• _Task objective_
Check each line of the material below for "value", then copy the ones that contain it.

• _Record excerpts_
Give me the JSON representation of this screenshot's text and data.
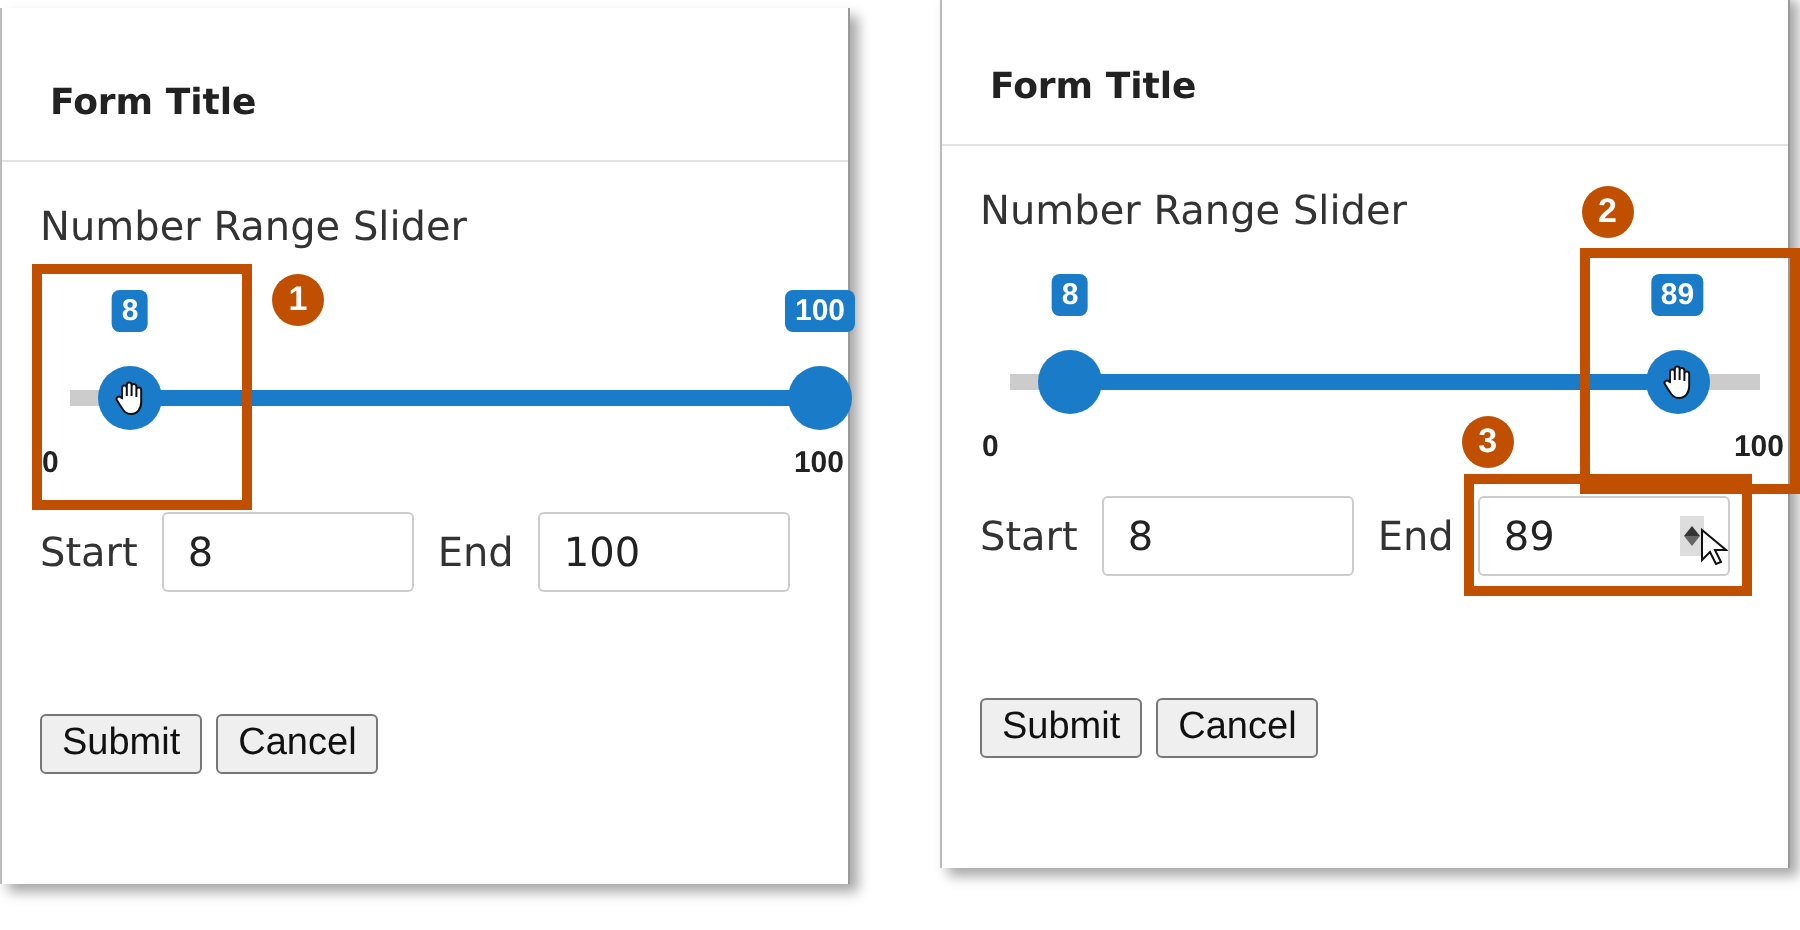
{
  "panels": [
    {
      "title": "Form Title",
      "slider_label": "Number Range Slider",
      "slider": {
        "min_label": "0",
        "max_label": "100",
        "thumbs": [
          {
            "badge": "8",
            "level": 0.08,
            "grabbed": true,
            "callout": "1"
          },
          {
            "badge": "100",
            "level": 1,
            "grabbed": false
          }
        ]
      },
      "fields": [
        {
          "label": "Start",
          "value": "8",
          "hovered": false
        },
        {
          "label": "End",
          "value": "100",
          "hovered": false
        }
      ],
      "buttons": [
        "Submit",
        "Cancel"
      ]
    },
    {
      "title": "Form Title",
      "slider_label": "Number Range Slider",
      "slider": {
        "min_label": "0",
        "max_label": "100",
        "thumbs": [
          {
            "badge": "8",
            "level": 0.08,
            "grabbed": false
          },
          {
            "badge": "89",
            "level": 0.89,
            "grabbed": true,
            "callout": "2"
          }
        ]
      },
      "fields": [
        {
          "label": "Start",
          "value": "8",
          "hovered": false
        },
        {
          "label": "End",
          "value": "89",
          "hovered": true,
          "callout": "3"
        }
      ],
      "buttons": [
        "Submit",
        "Cancel"
      ]
    }
  ]
}
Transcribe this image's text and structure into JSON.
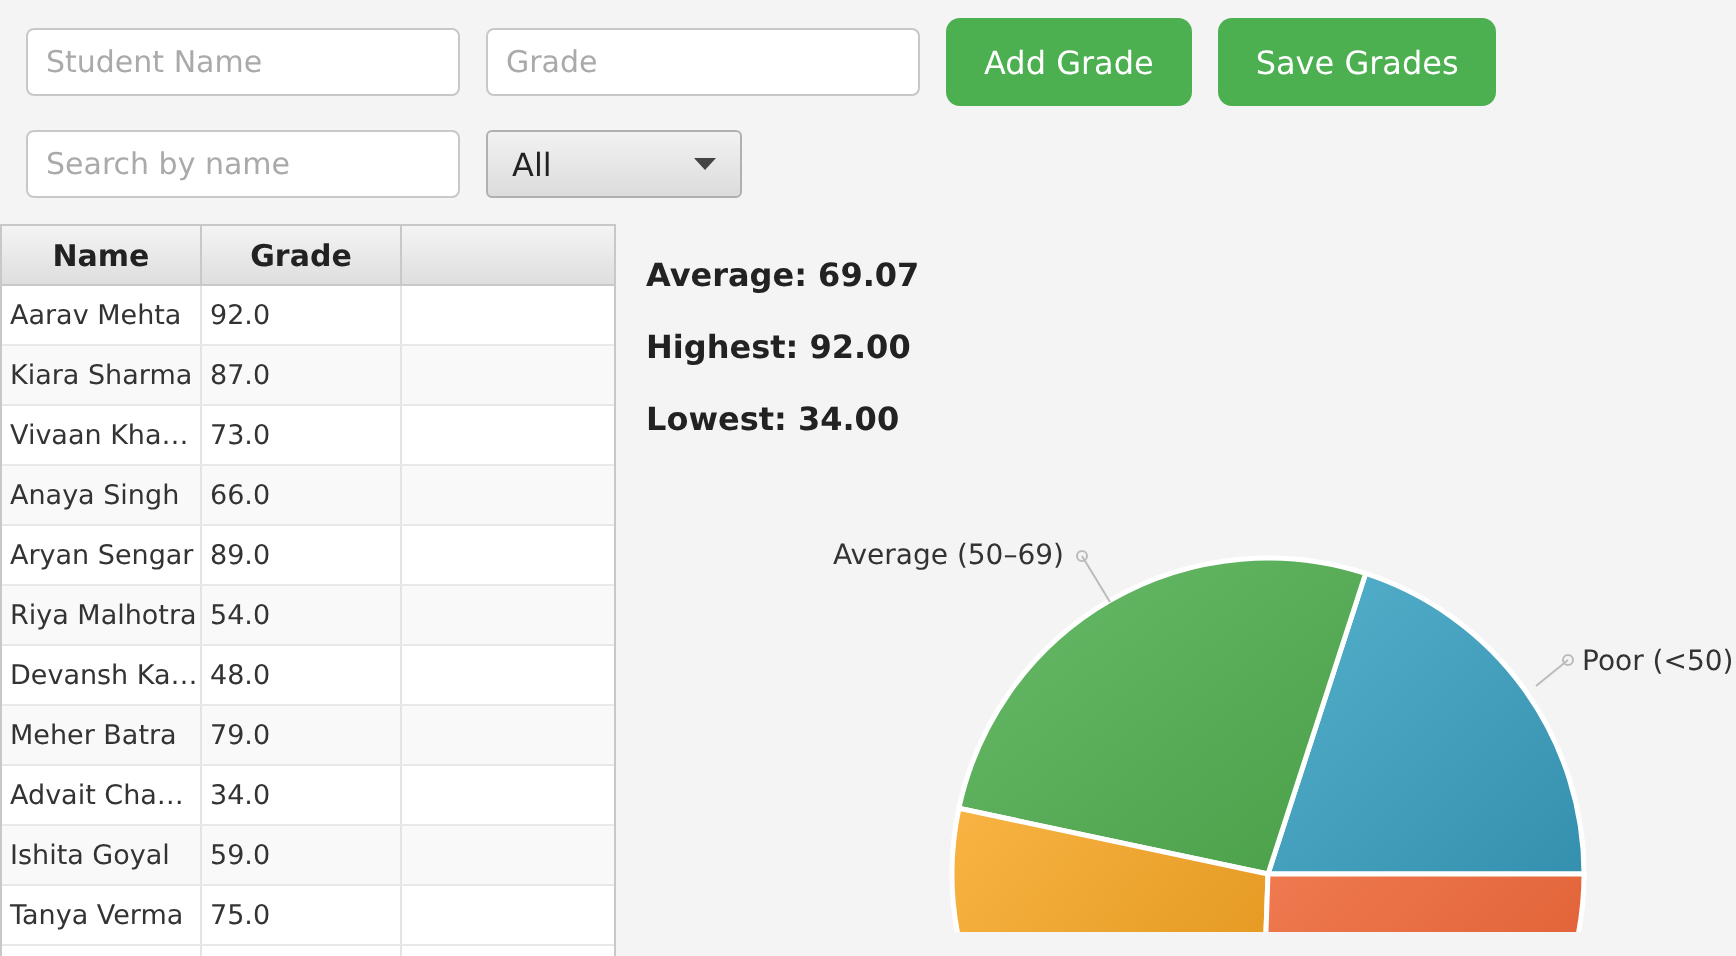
{
  "form": {
    "name_field": {
      "placeholder": "Student Name"
    },
    "grade_field": {
      "placeholder": "Grade"
    },
    "buttons": [
      "Add Grade",
      "Save Grades"
    ]
  },
  "filter": {
    "search_field": {
      "placeholder": "Search by name"
    },
    "dropdown": {
      "value": "All"
    }
  },
  "table": {
    "columns": [
      "Name",
      "Grade"
    ],
    "rows": [
      [
        "Aarav Mehta",
        "92.0"
      ],
      [
        "Kiara Sharma",
        "87.0"
      ],
      [
        "Vivaan Kha…",
        "73.0"
      ],
      [
        "Anaya Singh",
        "66.0"
      ],
      [
        "Aryan Sengar",
        "89.0"
      ],
      [
        "Riya Malhotra",
        "54.0"
      ],
      [
        "Devansh Ka…",
        "48.0"
      ],
      [
        "Meher Batra",
        "79.0"
      ],
      [
        "Advait Cha…",
        "34.0"
      ],
      [
        "Ishita Goyal",
        "59.0"
      ],
      [
        "Tanya Verma",
        "75.0"
      ]
    ]
  },
  "stats": [
    "Average: 69.07",
    "Highest: 92.00",
    "Lowest: 34.00"
  ],
  "pie": {
    "labels": [
      {
        "text": "Average (50–69)",
        "kind": "left"
      },
      {
        "text": "Poor (<50)",
        "kind": "right"
      }
    ]
  }
}
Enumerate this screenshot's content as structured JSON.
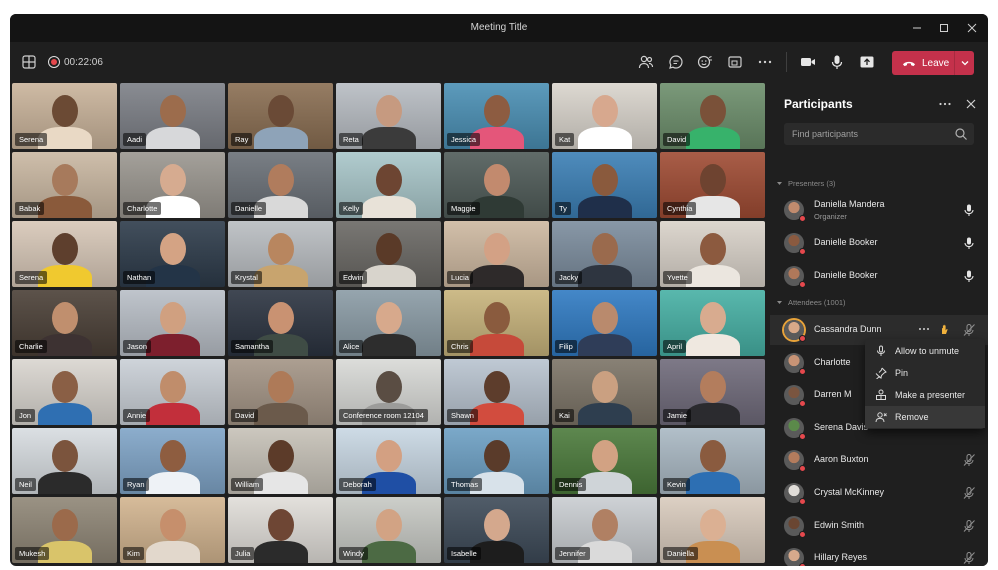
{
  "window": {
    "title": "Meeting Title"
  },
  "toolbar": {
    "timer": "00:22:06",
    "leave_label": "Leave",
    "icons": [
      "grid-layout-icon",
      "record-icon",
      "people-icon",
      "chat-icon",
      "reactions-icon",
      "share-tray-icon",
      "more-icon",
      "camera-icon",
      "mic-icon",
      "share-icon",
      "phone-icon",
      "chevron-down-icon"
    ]
  },
  "grid": {
    "tiles": [
      {
        "name": "Serena",
        "bg": "#c9b39a",
        "skin": "#6b4a34",
        "shirt": "#e9d9c5"
      },
      {
        "name": "Aadi",
        "bg": "#7c7f86",
        "skin": "#9c6c4c",
        "shirt": "#d7d8da"
      },
      {
        "name": "Ray",
        "bg": "#8a6e52",
        "skin": "#6a4a36",
        "shirt": "#8ea3b8"
      },
      {
        "name": "Reta",
        "bg": "#b7bcc2",
        "skin": "#c69a80",
        "shirt": "#3b3b3b"
      },
      {
        "name": "Jessica",
        "bg": "#4a8fb4",
        "skin": "#8d5c41",
        "shirt": "#e4567a"
      },
      {
        "name": "Kat",
        "bg": "#d9d4cc",
        "skin": "#d7a88e",
        "shirt": "#ffffff"
      },
      {
        "name": "David",
        "bg": "#6c8e6b",
        "skin": "#7a5139",
        "shirt": "#37b26b"
      },
      {
        "name": "Babak",
        "bg": "#c9b7a1",
        "skin": "#a77a5c",
        "shirt": "#8a5a3b"
      },
      {
        "name": "Charlotte",
        "bg": "#9a968f",
        "skin": "#d6ab90",
        "shirt": "#ffffff"
      },
      {
        "name": "Danielle",
        "bg": "#6a7077",
        "skin": "#b07c5d",
        "shirt": "#d9d9d9"
      },
      {
        "name": "Kelly",
        "bg": "#a8c6c9",
        "skin": "#6d4532",
        "shirt": "#e8e2d8"
      },
      {
        "name": "Maggie",
        "bg": "#4f5b58",
        "skin": "#c28a6e",
        "shirt": "#2f3a35"
      },
      {
        "name": "Ty",
        "bg": "#3b7fb5",
        "skin": "#8a5a3d",
        "shirt": "#1f2f4a"
      },
      {
        "name": "Cynthia",
        "bg": "#9f4b33",
        "skin": "#6e4330",
        "shirt": "#e6e6e6"
      },
      {
        "name": "Serena",
        "bg": "#d7c7b7",
        "skin": "#5e3f2d",
        "shirt": "#f0c92f"
      },
      {
        "name": "Nathan",
        "bg": "#2d3b4a",
        "skin": "#d4a384",
        "shirt": "#233447"
      },
      {
        "name": "Krystal",
        "bg": "#b9bdc1",
        "skin": "#b8865f",
        "shirt": "#c8a46e"
      },
      {
        "name": "Edwin",
        "bg": "#6a6864",
        "skin": "#5a3a28",
        "shirt": "#d8d4cc"
      },
      {
        "name": "Lucia",
        "bg": "#cdb8a0",
        "skin": "#d3a185",
        "shirt": "#2e2a2a"
      },
      {
        "name": "Jacky",
        "bg": "#7b8c9d",
        "skin": "#9a6a4d",
        "shirt": "#2e3540"
      },
      {
        "name": "Yvette",
        "bg": "#d9d2c9",
        "skin": "#8c5a3f",
        "shirt": "#ebe6df"
      },
      {
        "name": "Charlie",
        "bg": "#4a3f36",
        "skin": "#c08f6e",
        "shirt": "#3d3232"
      },
      {
        "name": "Jason",
        "bg": "#b8bec6",
        "skin": "#d0a080",
        "shirt": "#7d1f2d"
      },
      {
        "name": "Samantha",
        "bg": "#2b3340",
        "skin": "#c99272",
        "shirt": "#3f4c45"
      },
      {
        "name": "Alice",
        "bg": "#8a9ba5",
        "skin": "#d7a98c",
        "shirt": "#2d2d2d"
      },
      {
        "name": "Chris",
        "bg": "#c7b37b",
        "skin": "#8a5b3e",
        "shirt": "#c64a3a"
      },
      {
        "name": "Filip",
        "bg": "#2f7ac2",
        "skin": "#b98a6d",
        "shirt": "#2f3d58"
      },
      {
        "name": "April",
        "bg": "#46b0a4",
        "skin": "#d8ab8f",
        "shirt": "#efe8e0"
      },
      {
        "name": "Jon",
        "bg": "#d9d5cf",
        "skin": "#8a5f45",
        "shirt": "#2f6fb2"
      },
      {
        "name": "Annie",
        "bg": "#c9cfd6",
        "skin": "#c08d6b",
        "shirt": "#c22f3b"
      },
      {
        "name": "David",
        "bg": "#a39485",
        "skin": "#ae7a58",
        "shirt": "#6b5a4b"
      },
      {
        "name": "Conference room 12104",
        "bg": "#d8d9d6",
        "skin": "#5a4d43",
        "shirt": "#9c9c9a"
      },
      {
        "name": "Shawn",
        "bg": "#b8c3cf",
        "skin": "#5d3d2c",
        "shirt": "#d24c3e"
      },
      {
        "name": "Kai",
        "bg": "#7b7366",
        "skin": "#caa081",
        "shirt": "#2e3e4f"
      },
      {
        "name": "Jamie",
        "bg": "#6f6a7a",
        "skin": "#b37d5d",
        "shirt": "#2b2b2f"
      },
      {
        "name": "Neil",
        "bg": "#d7dce0",
        "skin": "#7b543d",
        "shirt": "#2b2b2b"
      },
      {
        "name": "Ryan",
        "bg": "#7fa4c7",
        "skin": "#8e5d40",
        "shirt": "#eef2f6"
      },
      {
        "name": "William",
        "bg": "#c6c1b7",
        "skin": "#5c3b29",
        "shirt": "#e6e6e6"
      },
      {
        "name": "Deborah",
        "bg": "#c8d7e3",
        "skin": "#d3a082",
        "shirt": "#1f4fa5"
      },
      {
        "name": "Thomas",
        "bg": "#6c9fc3",
        "skin": "#5a3b2a",
        "shirt": "#d8e2ea"
      },
      {
        "name": "Dennis",
        "bg": "#4b7a3b",
        "skin": "#d2a283",
        "shirt": "#cfd4d8"
      },
      {
        "name": "Kevin",
        "bg": "#a9b8c3",
        "skin": "#8a5b3f",
        "shirt": "#2d6fb3"
      },
      {
        "name": "Mukesh",
        "bg": "#8f8676",
        "skin": "#9b6a4b",
        "shirt": "#d9c46a"
      },
      {
        "name": "Kim",
        "bg": "#d2b48f",
        "skin": "#c68f6c",
        "shirt": "#e2d8cc"
      },
      {
        "name": "Julia",
        "bg": "#e0ddd8",
        "skin": "#6e4634",
        "shirt": "#2b2b2b"
      },
      {
        "name": "Windy",
        "bg": "#c7c9c4",
        "skin": "#d2a384",
        "shirt": "#4c6a44"
      },
      {
        "name": "Isabelle",
        "bg": "#3d4a58",
        "skin": "#d4a88d",
        "shirt": "#1d1d1d"
      },
      {
        "name": "Jennifer",
        "bg": "#c9cdd1",
        "skin": "#b08063",
        "shirt": "#dadada"
      },
      {
        "name": "Daniella",
        "bg": "#d9cbbd",
        "skin": "#dbb093",
        "shirt": "#c98f52"
      }
    ]
  },
  "panel": {
    "title": "Participants",
    "search_placeholder": "Find participants",
    "presenters_label": "Presenters (3)",
    "attendees_label": "Attendees (1001)",
    "presenters": [
      {
        "name": "Daniella Mandera",
        "role": "Organizer",
        "color": "#c08b6e"
      },
      {
        "name": "Danielle Booker",
        "role": "",
        "color": "#8a5a40"
      },
      {
        "name": "Danielle Booker",
        "role": "",
        "color": "#b0785a"
      }
    ],
    "attendees": [
      {
        "name": "Cassandra Dunn",
        "color": "#d9a988",
        "muted": true
      },
      {
        "name": "Charlotte",
        "color": "#c89476",
        "muted": true
      },
      {
        "name": "Darren M",
        "color": "#7a5540",
        "muted": true
      },
      {
        "name": "Serena Davis",
        "color": "#5b8a4a",
        "muted": true
      },
      {
        "name": "Aaron Buxton",
        "color": "#b37c5d",
        "muted": true
      },
      {
        "name": "Crystal McKinney",
        "color": "#e0ddd8",
        "muted": true
      },
      {
        "name": "Edwin Smith",
        "color": "#6a4632",
        "muted": true
      },
      {
        "name": "Hillary Reyes",
        "color": "#d6a98c",
        "muted": true
      }
    ]
  },
  "context_menu": {
    "items": [
      {
        "label": "Allow to unmute",
        "icon": "mic-icon"
      },
      {
        "label": "Pin",
        "icon": "pin-icon"
      },
      {
        "label": "Make a presenter",
        "icon": "presenter-icon"
      },
      {
        "label": "Remove",
        "icon": "remove-person-icon"
      }
    ]
  }
}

• _Worked solution_
          "value": "8",
          "value": "100",
          "value": "8",
          "value": "89",
      "value": "All"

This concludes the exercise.